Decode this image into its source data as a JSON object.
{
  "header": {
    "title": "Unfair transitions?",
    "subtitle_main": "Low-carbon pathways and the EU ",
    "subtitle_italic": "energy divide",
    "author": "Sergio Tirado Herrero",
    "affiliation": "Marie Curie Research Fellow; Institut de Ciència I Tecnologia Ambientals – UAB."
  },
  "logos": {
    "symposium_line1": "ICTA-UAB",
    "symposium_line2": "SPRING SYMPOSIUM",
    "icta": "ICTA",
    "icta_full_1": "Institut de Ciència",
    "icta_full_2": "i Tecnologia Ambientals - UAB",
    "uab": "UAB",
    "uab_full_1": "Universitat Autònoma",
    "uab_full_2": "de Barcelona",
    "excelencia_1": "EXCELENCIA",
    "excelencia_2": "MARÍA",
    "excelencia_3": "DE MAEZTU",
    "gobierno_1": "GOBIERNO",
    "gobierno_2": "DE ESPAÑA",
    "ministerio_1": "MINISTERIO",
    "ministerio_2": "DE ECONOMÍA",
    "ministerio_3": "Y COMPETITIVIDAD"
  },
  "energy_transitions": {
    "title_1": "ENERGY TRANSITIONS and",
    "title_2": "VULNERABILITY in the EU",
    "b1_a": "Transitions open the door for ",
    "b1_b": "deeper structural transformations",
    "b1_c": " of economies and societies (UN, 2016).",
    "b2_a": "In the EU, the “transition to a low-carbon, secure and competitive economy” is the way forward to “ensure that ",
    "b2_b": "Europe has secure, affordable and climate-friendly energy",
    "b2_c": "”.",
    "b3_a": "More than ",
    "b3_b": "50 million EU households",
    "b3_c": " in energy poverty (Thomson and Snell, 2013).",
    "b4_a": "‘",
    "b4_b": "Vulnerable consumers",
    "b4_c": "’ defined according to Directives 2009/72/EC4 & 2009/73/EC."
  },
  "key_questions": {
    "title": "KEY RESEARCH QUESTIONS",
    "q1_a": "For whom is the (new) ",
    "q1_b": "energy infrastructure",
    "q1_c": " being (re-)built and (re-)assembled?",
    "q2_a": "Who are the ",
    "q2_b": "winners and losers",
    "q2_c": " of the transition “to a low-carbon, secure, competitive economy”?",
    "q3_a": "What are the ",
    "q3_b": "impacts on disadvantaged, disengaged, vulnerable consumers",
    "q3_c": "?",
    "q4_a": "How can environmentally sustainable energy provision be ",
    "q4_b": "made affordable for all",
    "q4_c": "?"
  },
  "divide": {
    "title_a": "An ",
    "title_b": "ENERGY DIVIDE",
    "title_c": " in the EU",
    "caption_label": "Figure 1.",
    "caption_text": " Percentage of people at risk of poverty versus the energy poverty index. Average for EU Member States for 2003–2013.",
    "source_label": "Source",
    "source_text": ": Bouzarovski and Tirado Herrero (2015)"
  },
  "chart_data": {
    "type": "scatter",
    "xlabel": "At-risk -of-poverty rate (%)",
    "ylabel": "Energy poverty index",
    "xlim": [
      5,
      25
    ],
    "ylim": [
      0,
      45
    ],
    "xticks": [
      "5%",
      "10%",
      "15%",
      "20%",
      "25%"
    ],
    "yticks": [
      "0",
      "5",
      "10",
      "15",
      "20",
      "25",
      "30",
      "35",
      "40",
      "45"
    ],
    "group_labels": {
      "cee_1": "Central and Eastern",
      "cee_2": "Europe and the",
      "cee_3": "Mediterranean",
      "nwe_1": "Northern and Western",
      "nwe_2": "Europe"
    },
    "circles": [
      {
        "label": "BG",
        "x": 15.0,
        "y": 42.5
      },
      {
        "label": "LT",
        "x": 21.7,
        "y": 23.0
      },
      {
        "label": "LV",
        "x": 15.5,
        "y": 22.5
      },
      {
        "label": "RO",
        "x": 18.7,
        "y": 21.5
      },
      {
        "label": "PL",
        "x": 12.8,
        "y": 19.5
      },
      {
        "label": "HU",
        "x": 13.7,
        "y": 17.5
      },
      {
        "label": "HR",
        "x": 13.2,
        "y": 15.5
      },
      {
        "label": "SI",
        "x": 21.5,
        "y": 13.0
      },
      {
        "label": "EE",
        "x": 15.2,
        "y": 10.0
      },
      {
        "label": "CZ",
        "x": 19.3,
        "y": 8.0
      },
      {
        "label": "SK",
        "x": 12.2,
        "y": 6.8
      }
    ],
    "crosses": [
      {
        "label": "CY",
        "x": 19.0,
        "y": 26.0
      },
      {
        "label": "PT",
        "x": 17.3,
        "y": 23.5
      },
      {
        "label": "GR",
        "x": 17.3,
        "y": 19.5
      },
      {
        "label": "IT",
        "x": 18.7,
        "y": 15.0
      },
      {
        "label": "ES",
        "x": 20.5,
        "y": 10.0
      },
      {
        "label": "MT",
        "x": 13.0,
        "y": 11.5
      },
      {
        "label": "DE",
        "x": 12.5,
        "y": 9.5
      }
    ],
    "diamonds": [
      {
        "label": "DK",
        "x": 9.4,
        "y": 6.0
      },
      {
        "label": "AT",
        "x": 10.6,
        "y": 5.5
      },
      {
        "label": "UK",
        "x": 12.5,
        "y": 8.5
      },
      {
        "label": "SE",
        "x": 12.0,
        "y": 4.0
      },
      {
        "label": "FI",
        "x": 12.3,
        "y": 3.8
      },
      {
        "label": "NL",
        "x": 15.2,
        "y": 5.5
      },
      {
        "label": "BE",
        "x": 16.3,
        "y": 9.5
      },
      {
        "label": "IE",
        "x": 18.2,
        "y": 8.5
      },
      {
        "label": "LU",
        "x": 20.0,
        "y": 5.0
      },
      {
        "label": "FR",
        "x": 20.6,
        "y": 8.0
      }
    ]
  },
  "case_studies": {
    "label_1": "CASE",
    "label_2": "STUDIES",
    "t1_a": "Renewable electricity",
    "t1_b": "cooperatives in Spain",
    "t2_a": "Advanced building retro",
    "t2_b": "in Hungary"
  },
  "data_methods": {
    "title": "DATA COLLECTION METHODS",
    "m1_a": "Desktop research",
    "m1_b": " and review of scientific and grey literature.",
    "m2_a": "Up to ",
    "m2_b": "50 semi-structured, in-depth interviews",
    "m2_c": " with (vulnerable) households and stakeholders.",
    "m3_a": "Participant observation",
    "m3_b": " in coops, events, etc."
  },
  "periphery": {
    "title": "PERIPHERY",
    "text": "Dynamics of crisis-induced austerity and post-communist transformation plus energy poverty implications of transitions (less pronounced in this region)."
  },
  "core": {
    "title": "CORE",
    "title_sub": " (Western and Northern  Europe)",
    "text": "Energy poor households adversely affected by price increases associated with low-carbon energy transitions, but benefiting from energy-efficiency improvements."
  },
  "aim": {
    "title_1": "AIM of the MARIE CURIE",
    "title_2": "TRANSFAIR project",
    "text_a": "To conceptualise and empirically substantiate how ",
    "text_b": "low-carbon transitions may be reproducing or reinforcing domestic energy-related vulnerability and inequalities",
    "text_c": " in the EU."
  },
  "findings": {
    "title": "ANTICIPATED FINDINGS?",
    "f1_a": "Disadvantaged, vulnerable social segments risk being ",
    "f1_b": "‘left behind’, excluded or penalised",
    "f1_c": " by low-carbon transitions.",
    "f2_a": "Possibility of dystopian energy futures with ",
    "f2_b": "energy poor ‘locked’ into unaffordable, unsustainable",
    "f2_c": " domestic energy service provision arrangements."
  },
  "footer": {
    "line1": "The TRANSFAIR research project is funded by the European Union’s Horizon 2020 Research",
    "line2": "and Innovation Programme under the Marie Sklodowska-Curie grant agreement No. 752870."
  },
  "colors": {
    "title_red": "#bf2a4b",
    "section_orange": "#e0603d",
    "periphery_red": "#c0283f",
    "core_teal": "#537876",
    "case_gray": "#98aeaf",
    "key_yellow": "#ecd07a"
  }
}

--- --- ---

Exactly as shown above, return every record.

Decode this image into its source data as a JSON object.
{
  "header": {
    "title": "Unfair transitions?",
    "subtitle_main": "Low-carbon pathways and the EU ",
    "subtitle_italic": "energy divide",
    "author": "Sergio Tirado Herrero",
    "affiliation": "Marie Curie Research Fellow; Institut de Ciència I Tecnologia Ambientals – UAB."
  },
  "logos": {
    "symposium_line1": "ICTA-UAB",
    "symposium_line2": "SPRING SYMPOSIUM",
    "icta": "ICTA",
    "icta_full_1": "Institut de Ciència",
    "icta_full_2": "i Tecnologia Ambientals - UAB",
    "uab": "UAB",
    "uab_full_1": "Universitat Autònoma",
    "uab_full_2": "de Barcelona",
    "excelencia_1": "EXCELENCIA",
    "excelencia_2": "MARÍA",
    "excelencia_3": "DE MAEZTU",
    "gobierno_1": "GOBIERNO",
    "gobierno_2": "DE ESPAÑA",
    "ministerio_1": "MINISTERIO",
    "ministerio_2": "DE ECONOMÍA",
    "ministerio_3": "Y COMPETITIVIDAD"
  },
  "energy_transitions": {
    "title_1": "ENERGY TRANSITIONS and",
    "title_2": "VULNERABILITY in the EU",
    "b1_a": "Transitions open the door for ",
    "b1_b": "deeper structural transformations",
    "b1_c": " of economies and societies (UN, 2016).",
    "b2_a": "In the EU, the “transition to a low-carbon, secure and competitive economy” is the way forward to “ensure that ",
    "b2_b": "Europe has secure, affordable and climate-friendly energy",
    "b2_c": "”.",
    "b3_a": "More than ",
    "b3_b": "50 million EU households",
    "b3_c": " in energy poverty (Thomson and Snell, 2013).",
    "b4_a": "‘",
    "b4_b": "Vulnerable consumers",
    "b4_c": "’ defined according to Directives 2009/72/EC4 & 2009/73/EC."
  },
  "key_questions": {
    "title": "KEY RESEARCH QUESTIONS",
    "q1_a": "For whom is the (new) ",
    "q1_b": "energy infrastructure",
    "q1_c": " being (re-)built and (re-)assembled?",
    "q2_a": "Who are the ",
    "q2_b": "winners and losers",
    "q2_c": " of the transition “to a low-carbon, secure, competitive economy”?",
    "q3_a": "What are the ",
    "q3_b": "impacts on disadvantaged, disengaged, vulnerable consumers",
    "q3_c": "?",
    "q4_a": "How can environmentally sustainable energy provision be ",
    "q4_b": "made affordable for all",
    "q4_c": "?"
  },
  "divide": {
    "title_a": "An ",
    "title_b": "ENERGY DIVIDE",
    "title_c": " in the EU",
    "caption_label": "Figure 1.",
    "caption_text": " Percentage of people at risk of poverty versus the energy poverty index. Average for EU Member States for 2003–2013.",
    "source_label": "Source",
    "source_text": ": Bouzarovski and Tirado Herrero (2015)"
  },
  "chart_data": {
    "type": "scatter",
    "xlabel": "At-risk -of-poverty rate (%)",
    "ylabel": "Energy poverty index",
    "xlim": [
      5,
      25
    ],
    "ylim": [
      0,
      45
    ],
    "xticks": [
      "5%",
      "10%",
      "15%",
      "20%",
      "25%"
    ],
    "yticks": [
      "0",
      "5",
      "10",
      "15",
      "20",
      "25",
      "30",
      "35",
      "40",
      "45"
    ],
    "group_labels": {
      "cee_1": "Central and Eastern",
      "cee_2": "Europe and the",
      "cee_3": "Mediterranean",
      "nwe_1": "Northern and Western",
      "nwe_2": "Europe"
    },
    "circles": [
      {
        "label": "BG",
        "x": 15.0,
        "y": 42.5
      },
      {
        "label": "LT",
        "x": 21.7,
        "y": 23.0
      },
      {
        "label": "LV",
        "x": 15.5,
        "y": 22.5
      },
      {
        "label": "RO",
        "x": 18.7,
        "y": 21.5
      },
      {
        "label": "PL",
        "x": 12.8,
        "y": 19.5
      },
      {
        "label": "HU",
        "x": 13.7,
        "y": 17.5
      },
      {
        "label": "HR",
        "x": 13.2,
        "y": 15.5
      },
      {
        "label": "SI",
        "x": 21.5,
        "y": 13.0
      },
      {
        "label": "EE",
        "x": 15.2,
        "y": 10.0
      },
      {
        "label": "CZ",
        "x": 19.3,
        "y": 8.0
      },
      {
        "label": "SK",
        "x": 12.2,
        "y": 6.8
      }
    ],
    "crosses": [
      {
        "label": "CY",
        "x": 19.0,
        "y": 26.0
      },
      {
        "label": "PT",
        "x": 17.3,
        "y": 23.5
      },
      {
        "label": "GR",
        "x": 17.3,
        "y": 19.5
      },
      {
        "label": "IT",
        "x": 18.7,
        "y": 15.0
      },
      {
        "label": "ES",
        "x": 20.5,
        "y": 10.0
      },
      {
        "label": "MT",
        "x": 13.0,
        "y": 11.5
      },
      {
        "label": "DE",
        "x": 12.5,
        "y": 9.5
      }
    ],
    "diamonds": [
      {
        "label": "DK",
        "x": 9.4,
        "y": 6.0
      },
      {
        "label": "AT",
        "x": 10.6,
        "y": 5.5
      },
      {
        "label": "UK",
        "x": 12.5,
        "y": 8.5
      },
      {
        "label": "SE",
        "x": 12.0,
        "y": 4.0
      },
      {
        "label": "FI",
        "x": 12.3,
        "y": 3.8
      },
      {
        "label": "NL",
        "x": 15.2,
        "y": 5.5
      },
      {
        "label": "BE",
        "x": 16.3,
        "y": 9.5
      },
      {
        "label": "IE",
        "x": 18.2,
        "y": 8.5
      },
      {
        "label": "LU",
        "x": 20.0,
        "y": 5.0
      },
      {
        "label": "FR",
        "x": 20.6,
        "y": 8.0
      }
    ]
  },
  "case_studies": {
    "label_1": "CASE",
    "label_2": "STUDIES",
    "t1_a": "Renewable electricity",
    "t1_b": "cooperatives in Spain",
    "t2_a": "Advanced building retro",
    "t2_b": "in Hungary"
  },
  "data_methods": {
    "title": "DATA COLLECTION METHODS",
    "m1_a": "Desktop research",
    "m1_b": " and review of scientific and grey literature.",
    "m2_a": "Up to ",
    "m2_b": "50 semi-structured, in-depth interviews",
    "m2_c": " with (vulnerable) households and stakeholders.",
    "m3_a": "Participant observation",
    "m3_b": " in coops, events, etc."
  },
  "periphery": {
    "title": "PERIPHERY",
    "text": "Dynamics of crisis-induced austerity and post-communist transformation plus energy poverty implications of transitions (less pronounced in this region)."
  },
  "core": {
    "title": "CORE",
    "title_sub": " (Western and Northern  Europe)",
    "text": "Energy poor households adversely affected by price increases associated with low-carbon energy transitions, but benefiting from energy-efficiency improvements."
  },
  "aim": {
    "title_1": "AIM of the MARIE CURIE",
    "title_2": "TRANSFAIR project",
    "text_a": "To conceptualise and empirically substantiate how ",
    "text_b": "low-carbon transitions may be reproducing or reinforcing domestic energy-related vulnerability and inequalities",
    "text_c": " in the EU."
  },
  "findings": {
    "title": "ANTICIPATED FINDINGS?",
    "f1_a": "Disadvantaged, vulnerable social segments risk being ",
    "f1_b": "‘left behind’, excluded or penalised",
    "f1_c": " by low-carbon transitions.",
    "f2_a": "Possibility of dystopian energy futures with ",
    "f2_b": "energy poor ‘locked’ into unaffordable, unsustainable",
    "f2_c": " domestic energy service provision arrangements."
  },
  "footer": {
    "line1": "The TRANSFAIR research project is funded by the European Union’s Horizon 2020 Research",
    "line2": "and Innovation Programme under the Marie Sklodowska-Curie grant agreement No. 752870."
  },
  "colors": {
    "title_red": "#bf2a4b",
    "section_orange": "#e0603d",
    "periphery_red": "#c0283f",
    "core_teal": "#537876",
    "case_gray": "#98aeaf",
    "key_yellow": "#ecd07a"
  }
}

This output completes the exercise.